- [Given request] Give the number of lines in the listing that hold the word "grid". Write nothing but that number.

- [Data section]
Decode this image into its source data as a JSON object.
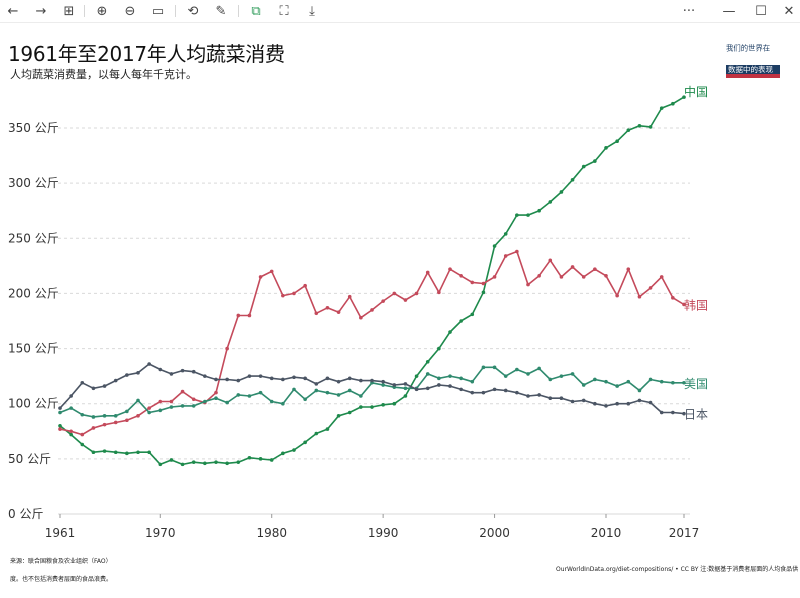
{
  "toolbar": {
    "buttons": [
      {
        "icon": "back-arrow-icon",
        "glyph": "←"
      },
      {
        "icon": "forward-arrow-icon",
        "glyph": "→"
      },
      {
        "icon": "grid-view-icon",
        "glyph": "⊞"
      },
      {
        "icon": "zoom-in-icon",
        "glyph": "⊕"
      },
      {
        "icon": "zoom-out-icon",
        "glyph": "⊖"
      },
      {
        "icon": "fit-screen-icon",
        "glyph": "▭"
      },
      {
        "icon": "rotate-icon",
        "glyph": "⟲"
      },
      {
        "icon": "edit-icon",
        "glyph": "✎"
      },
      {
        "icon": "translate-icon",
        "glyph": "⧉"
      },
      {
        "icon": "scan-icon",
        "glyph": "⛶"
      },
      {
        "icon": "save-icon",
        "glyph": "⤓"
      },
      {
        "icon": "more-icon",
        "glyph": "···"
      },
      {
        "icon": "minimize-icon",
        "glyph": "—"
      },
      {
        "icon": "maximize-icon",
        "glyph": "☐"
      },
      {
        "icon": "close-icon",
        "glyph": "✕"
      }
    ]
  },
  "logo": {
    "line1": "我们的世界在",
    "line2": "数据中的表现"
  },
  "footer": {
    "source": "来源：联合国粮食及农业组织（FAO）",
    "note": "度。也不包括消费者层面的食品浪费。",
    "credit": "OurWorldInData.org/diet-compositions/ • CC BY 注:数据基于消费者层面的人均食品供"
  },
  "colors": {
    "china": "#1e8a4c",
    "korea": "#c44a5b",
    "usa": "#2f8a6e",
    "japan": "#4b5564",
    "grid": "#d9d9d9",
    "axis_text": "#333333"
  },
  "chart_data": {
    "type": "line",
    "title": "1961年至2017年人均蔬菜消费",
    "subtitle": "人均蔬菜消费量，以每人每年千克计。",
    "xlabel": "",
    "ylabel": "",
    "xlim": [
      1961,
      2017
    ],
    "ylim": [
      0,
      375
    ],
    "y_ticks": [
      0,
      50,
      100,
      150,
      200,
      250,
      300,
      350
    ],
    "y_tick_labels": [
      "0 公斤",
      "50 公斤",
      "100 公斤",
      "150 公斤",
      "200 公斤",
      "250 公斤",
      "300 公斤",
      "350 公斤"
    ],
    "x_ticks": [
      1961,
      1970,
      1980,
      1990,
      2000,
      2010,
      2017
    ],
    "x_tick_labels": [
      "1961",
      "1970",
      "1980",
      "1990",
      "2000",
      "2010",
      "2017"
    ],
    "grid": "horizontal dashed",
    "legend": "inline labels at line ends",
    "x": [
      1961,
      1962,
      1963,
      1964,
      1965,
      1966,
      1967,
      1968,
      1969,
      1970,
      1971,
      1972,
      1973,
      1974,
      1975,
      1976,
      1977,
      1978,
      1979,
      1980,
      1981,
      1982,
      1983,
      1984,
      1985,
      1986,
      1987,
      1988,
      1989,
      1990,
      1991,
      1992,
      1993,
      1994,
      1995,
      1996,
      1997,
      1998,
      1999,
      2000,
      2001,
      2002,
      2003,
      2004,
      2005,
      2006,
      2007,
      2008,
      2009,
      2010,
      2011,
      2012,
      2013,
      2014,
      2015,
      2016,
      2017
    ],
    "series": [
      {
        "name": "中国",
        "color_key": "china",
        "values": [
          80,
          72,
          63,
          56,
          57,
          56,
          55,
          56,
          56,
          45,
          49,
          45,
          47,
          46,
          47,
          46,
          47,
          51,
          50,
          49,
          55,
          58,
          65,
          73,
          77,
          89,
          92,
          97,
          97,
          99,
          100,
          107,
          125,
          138,
          150,
          165,
          175,
          181,
          201,
          243,
          254,
          271,
          271,
          275,
          283,
          292,
          303,
          315,
          320,
          332,
          338,
          348,
          352,
          351,
          368,
          372,
          378
        ]
      },
      {
        "name": "韩国",
        "color_key": "korea",
        "values": [
          77,
          75,
          72,
          78,
          81,
          83,
          85,
          89,
          96,
          102,
          102,
          111,
          104,
          101,
          110,
          150,
          180,
          180,
          215,
          220,
          198,
          200,
          207,
          182,
          187,
          183,
          197,
          178,
          185,
          193,
          200,
          194,
          200,
          219,
          201,
          222,
          216,
          210,
          209,
          215,
          234,
          238,
          208,
          216,
          230,
          215,
          224,
          215,
          222,
          216,
          198,
          222,
          197,
          205,
          215,
          196,
          190
        ]
      },
      {
        "name": "美国",
        "color_key": "usa",
        "values": [
          92,
          96,
          90,
          88,
          89,
          89,
          93,
          103,
          92,
          94,
          97,
          98,
          98,
          102,
          105,
          101,
          108,
          107,
          110,
          102,
          100,
          113,
          104,
          112,
          110,
          108,
          112,
          107,
          119,
          117,
          115,
          114,
          114,
          127,
          123,
          125,
          123,
          120,
          133,
          133,
          125,
          131,
          127,
          132,
          122,
          125,
          127,
          117,
          122,
          120,
          116,
          120,
          112,
          122,
          120,
          119,
          119
        ]
      },
      {
        "name": "日本",
        "color_key": "japan",
        "values": [
          96,
          107,
          119,
          114,
          116,
          121,
          126,
          128,
          136,
          131,
          127,
          130,
          129,
          125,
          122,
          122,
          121,
          125,
          125,
          123,
          122,
          124,
          123,
          118,
          123,
          120,
          123,
          121,
          121,
          120,
          117,
          118,
          113,
          114,
          117,
          116,
          113,
          110,
          110,
          113,
          112,
          110,
          107,
          108,
          105,
          105,
          102,
          103,
          100,
          98,
          100,
          100,
          103,
          101,
          92,
          92,
          91
        ]
      }
    ]
  }
}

- [Result of this task] 3